◆ What to produce: Reproduce this listing in full.

- - - - -

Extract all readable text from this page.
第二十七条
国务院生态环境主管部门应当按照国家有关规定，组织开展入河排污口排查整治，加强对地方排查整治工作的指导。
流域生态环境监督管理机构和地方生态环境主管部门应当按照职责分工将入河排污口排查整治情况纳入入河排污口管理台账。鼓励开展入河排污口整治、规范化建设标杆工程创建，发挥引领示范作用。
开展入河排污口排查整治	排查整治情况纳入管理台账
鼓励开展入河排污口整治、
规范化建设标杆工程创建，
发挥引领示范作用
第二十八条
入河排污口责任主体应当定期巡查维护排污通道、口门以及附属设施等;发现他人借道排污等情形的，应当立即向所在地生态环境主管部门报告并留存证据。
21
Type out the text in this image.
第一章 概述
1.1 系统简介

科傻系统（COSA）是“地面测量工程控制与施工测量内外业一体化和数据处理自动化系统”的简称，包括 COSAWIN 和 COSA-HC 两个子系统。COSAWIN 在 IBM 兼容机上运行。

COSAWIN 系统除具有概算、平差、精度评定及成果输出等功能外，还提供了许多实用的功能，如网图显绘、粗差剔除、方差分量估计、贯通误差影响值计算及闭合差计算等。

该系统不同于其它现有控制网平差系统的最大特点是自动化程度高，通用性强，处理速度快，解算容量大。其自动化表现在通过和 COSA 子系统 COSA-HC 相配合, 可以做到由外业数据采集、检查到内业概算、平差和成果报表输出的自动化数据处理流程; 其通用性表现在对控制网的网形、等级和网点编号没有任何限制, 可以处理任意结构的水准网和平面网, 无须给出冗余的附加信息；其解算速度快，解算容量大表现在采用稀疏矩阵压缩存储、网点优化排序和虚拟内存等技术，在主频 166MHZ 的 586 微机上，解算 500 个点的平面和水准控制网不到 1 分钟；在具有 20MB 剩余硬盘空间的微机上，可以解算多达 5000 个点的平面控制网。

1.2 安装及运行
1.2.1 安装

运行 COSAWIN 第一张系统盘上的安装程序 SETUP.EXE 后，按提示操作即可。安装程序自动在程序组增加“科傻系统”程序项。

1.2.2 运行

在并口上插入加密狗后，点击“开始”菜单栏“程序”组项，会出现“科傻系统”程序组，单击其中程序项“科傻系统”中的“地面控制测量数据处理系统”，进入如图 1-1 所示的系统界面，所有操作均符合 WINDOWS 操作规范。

- - - - -

◆ Task output:
Extract all readable text from this page.
第二十七条
国务院生态环境主管部门应当按照国家有关规定，组织开展入河排污口排查整治，加强对地方排查整治工作的指导。
流域生态环境监督管理机构和地方生态环境主管部门应当按照职责分工将入河排污口排查整治情况纳入入河排污口管理台账。鼓励开展入河排污口整治、规范化建设标杆工程创建，发挥引领示范作用。
开展入河排污口排查整治	排查整治情况纳入管理台账
鼓励开展入河排污口整治、
规范化建设标杆工程创建，
发挥引领示范作用
第二十八条
入河排污口责任主体应当定期巡查维护排污通道、口门以及附属设施等;发现他人借道排污等情形的，应当立即向所在地生态环境主管部门报告并留存证据。
21
Type out the text in this image.
第一章 概述
1.1 系统简介

科傻系统（COSA）是“地面测量工程控制与施工测量内外业一体化和数据处理自动化系统”的简称，包括 COSAWIN 和 COSA-HC 两个子系统。COSAWIN 在 IBM 兼容机上运行。

COSAWIN 系统除具有概算、平差、精度评定及成果输出等功能外，还提供了许多实用的功能，如网图显绘、粗差剔除、方差分量估计、贯通误差影响值计算及闭合差计算等。

该系统不同于其它现有控制网平差系统的最大特点是自动化程度高，通用性强，处理速度快，解算容量大。其自动化表现在通过和 COSA 子系统 COSA-HC 相配合, 可以做到由外业数据采集、检查到内业概算、平差和成果报表输出的自动化数据处理流程; 其通用性表现在对控制网的网形、等级和网点编号没有任何限制, 可以处理任意结构的水准网和平面网, 无须给出冗余的附加信息；其解算速度快，解算容量大表现在采用稀疏矩阵压缩存储、网点优化排序和虚拟内存等技术，在主频 166MHZ 的 586 微机上，解算 500 个点的平面和水准控制网不到 1 分钟；在具有 20MB 剩余硬盘空间的微机上，可以解算多达 5000 个点的平面控制网。

1.2 安装及运行
1.2.1 安装

运行 COSAWIN 第一张系统盘上的安装程序 SETUP.EXE 后，按提示操作即可。安装程序自动在程序组增加“科傻系统”程序项。

1.2.2 运行

在并口上插入加密狗后，点击“开始”菜单栏“程序”组项，会出现“科傻系统”程序组，单击其中程序项“科傻系统”中的“地面控制测量数据处理系统”，进入如图 1-1 所示的系统界面，所有操作均符合 WINDOWS 操作规范。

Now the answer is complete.